AIM:
Transcribe the material in full. Nothing should differ except that the pictures are left out.

Entries from a dataset:

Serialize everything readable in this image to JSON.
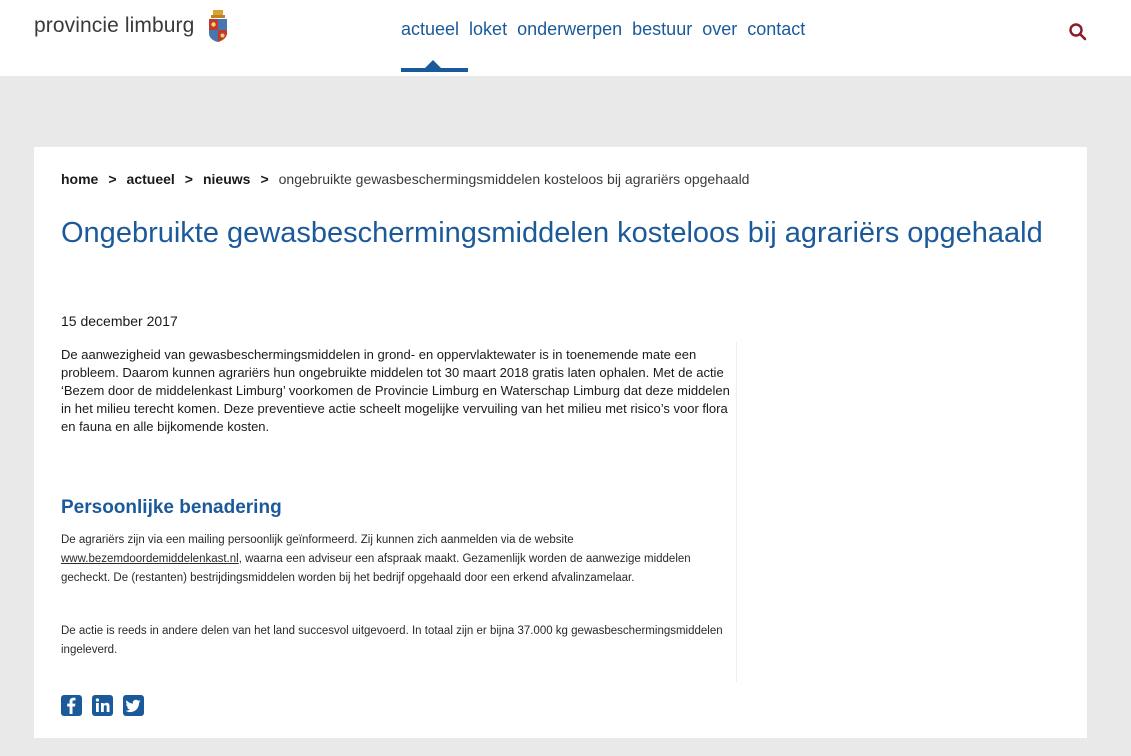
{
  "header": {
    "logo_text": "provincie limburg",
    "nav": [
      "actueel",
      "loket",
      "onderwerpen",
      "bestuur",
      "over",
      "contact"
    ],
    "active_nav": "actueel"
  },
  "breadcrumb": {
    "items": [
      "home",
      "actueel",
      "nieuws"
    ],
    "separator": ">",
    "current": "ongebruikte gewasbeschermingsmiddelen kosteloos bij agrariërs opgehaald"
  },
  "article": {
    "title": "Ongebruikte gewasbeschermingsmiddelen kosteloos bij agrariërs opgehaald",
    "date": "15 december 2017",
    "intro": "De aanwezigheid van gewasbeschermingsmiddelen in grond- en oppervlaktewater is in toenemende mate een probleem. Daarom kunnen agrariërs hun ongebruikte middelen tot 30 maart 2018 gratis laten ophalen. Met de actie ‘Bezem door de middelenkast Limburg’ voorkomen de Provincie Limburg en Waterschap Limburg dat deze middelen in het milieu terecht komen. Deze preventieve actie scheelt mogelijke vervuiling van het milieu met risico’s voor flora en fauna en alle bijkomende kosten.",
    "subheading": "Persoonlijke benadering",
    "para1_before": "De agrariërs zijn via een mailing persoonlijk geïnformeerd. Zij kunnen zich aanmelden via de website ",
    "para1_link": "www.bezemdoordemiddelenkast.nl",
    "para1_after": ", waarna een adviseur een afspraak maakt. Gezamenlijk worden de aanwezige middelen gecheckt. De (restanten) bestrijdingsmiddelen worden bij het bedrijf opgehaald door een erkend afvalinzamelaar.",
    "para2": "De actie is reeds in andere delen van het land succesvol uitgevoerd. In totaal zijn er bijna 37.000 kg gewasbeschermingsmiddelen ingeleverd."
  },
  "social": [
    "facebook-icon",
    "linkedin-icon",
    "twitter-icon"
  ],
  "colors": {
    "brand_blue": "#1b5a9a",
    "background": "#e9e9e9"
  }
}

ANSWER BELOW:
Serialize everything readable in this image to JSON.
{
  "header": {
    "logo_text": "provincie limburg",
    "nav": [
      "actueel",
      "loket",
      "onderwerpen",
      "bestuur",
      "over",
      "contact"
    ],
    "active_nav": "actueel"
  },
  "breadcrumb": {
    "items": [
      "home",
      "actueel",
      "nieuws"
    ],
    "separator": ">",
    "current": "ongebruikte gewasbeschermingsmiddelen kosteloos bij agrariërs opgehaald"
  },
  "article": {
    "title": "Ongebruikte gewasbeschermingsmiddelen kosteloos bij agrariërs opgehaald",
    "date": "15 december 2017",
    "intro": "De aanwezigheid van gewasbeschermingsmiddelen in grond- en oppervlaktewater is in toenemende mate een probleem. Daarom kunnen agrariërs hun ongebruikte middelen tot 30 maart 2018 gratis laten ophalen. Met de actie ‘Bezem door de middelenkast Limburg’ voorkomen de Provincie Limburg en Waterschap Limburg dat deze middelen in het milieu terecht komen. Deze preventieve actie scheelt mogelijke vervuiling van het milieu met risico’s voor flora en fauna en alle bijkomende kosten.",
    "subheading": "Persoonlijke benadering",
    "para1_before": "De agrariërs zijn via een mailing persoonlijk geïnformeerd. Zij kunnen zich aanmelden via de website ",
    "para1_link": "www.bezemdoordemiddelenkast.nl",
    "para1_after": ", waarna een adviseur een afspraak maakt. Gezamenlijk worden de aanwezige middelen gecheckt. De (restanten) bestrijdingsmiddelen worden bij het bedrijf opgehaald door een erkend afvalinzamelaar.",
    "para2": "De actie is reeds in andere delen van het land succesvol uitgevoerd. In totaal zijn er bijna 37.000 kg gewasbeschermingsmiddelen ingeleverd."
  },
  "social": [
    "facebook-icon",
    "linkedin-icon",
    "twitter-icon"
  ],
  "colors": {
    "brand_blue": "#1b5a9a",
    "background": "#e9e9e9"
  }
}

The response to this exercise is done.